Exercise objective » Identify all lines below that hold "项目位于星火工业园" and collect them.

Saved entries:

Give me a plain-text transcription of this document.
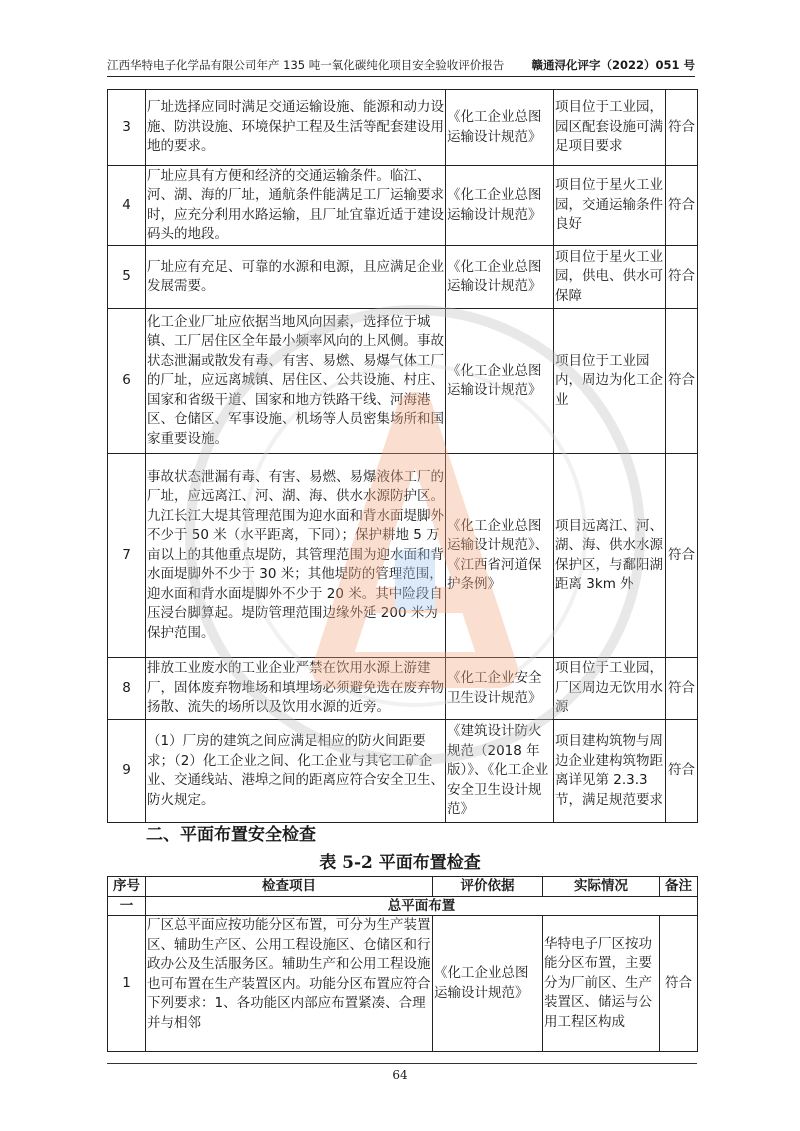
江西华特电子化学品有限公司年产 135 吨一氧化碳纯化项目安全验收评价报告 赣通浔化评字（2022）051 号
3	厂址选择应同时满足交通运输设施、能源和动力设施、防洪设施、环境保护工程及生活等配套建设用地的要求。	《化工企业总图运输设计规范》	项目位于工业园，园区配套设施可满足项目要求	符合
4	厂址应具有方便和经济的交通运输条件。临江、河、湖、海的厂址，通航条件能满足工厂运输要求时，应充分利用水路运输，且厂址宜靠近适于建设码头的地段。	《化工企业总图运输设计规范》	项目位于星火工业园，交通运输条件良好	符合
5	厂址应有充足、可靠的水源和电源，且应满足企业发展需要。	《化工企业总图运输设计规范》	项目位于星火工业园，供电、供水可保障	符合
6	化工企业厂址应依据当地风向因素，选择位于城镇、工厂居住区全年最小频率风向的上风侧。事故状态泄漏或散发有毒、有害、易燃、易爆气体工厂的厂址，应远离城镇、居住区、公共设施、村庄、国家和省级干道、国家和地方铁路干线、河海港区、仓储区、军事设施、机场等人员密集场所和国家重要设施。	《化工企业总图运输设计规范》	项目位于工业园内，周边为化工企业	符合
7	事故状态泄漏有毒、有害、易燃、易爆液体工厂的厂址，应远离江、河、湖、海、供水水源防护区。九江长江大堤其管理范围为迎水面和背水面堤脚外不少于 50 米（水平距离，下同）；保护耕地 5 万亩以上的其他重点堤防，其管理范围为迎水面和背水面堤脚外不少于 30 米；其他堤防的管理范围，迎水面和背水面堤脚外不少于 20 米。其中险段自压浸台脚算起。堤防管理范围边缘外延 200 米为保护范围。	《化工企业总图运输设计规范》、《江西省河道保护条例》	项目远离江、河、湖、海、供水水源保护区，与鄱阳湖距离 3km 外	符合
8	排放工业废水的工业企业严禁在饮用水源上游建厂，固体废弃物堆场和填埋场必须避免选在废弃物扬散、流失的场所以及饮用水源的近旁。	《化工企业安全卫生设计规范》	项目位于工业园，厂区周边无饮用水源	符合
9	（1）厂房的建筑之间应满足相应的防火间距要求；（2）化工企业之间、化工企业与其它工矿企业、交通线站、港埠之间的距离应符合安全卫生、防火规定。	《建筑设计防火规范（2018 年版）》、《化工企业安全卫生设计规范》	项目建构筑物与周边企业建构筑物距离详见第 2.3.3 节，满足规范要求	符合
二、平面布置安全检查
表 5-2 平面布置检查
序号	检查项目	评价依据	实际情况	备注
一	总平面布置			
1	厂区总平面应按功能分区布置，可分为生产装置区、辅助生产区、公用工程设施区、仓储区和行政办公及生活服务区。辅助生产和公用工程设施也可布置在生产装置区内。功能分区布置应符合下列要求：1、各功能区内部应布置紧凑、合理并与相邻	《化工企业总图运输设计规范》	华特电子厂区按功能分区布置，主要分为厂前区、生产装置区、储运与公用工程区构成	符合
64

Finished task »
4	厂址应具有方便和经济的交通运输条件。临江、河、湖、海的厂址，通航条件能满足工厂运输要求时，应充分利用水路运输，且厂址宜靠近适于建设码头的地段。	《化工企业总图运输设计规范》	项目位于星火工业园，交通运输条件良好	符合
5	厂址应有充足、可靠的水源和电源，且应满足企业发展需要。	《化工企业总图运输设计规范》	项目位于星火工业园，供电、供水可保障	符合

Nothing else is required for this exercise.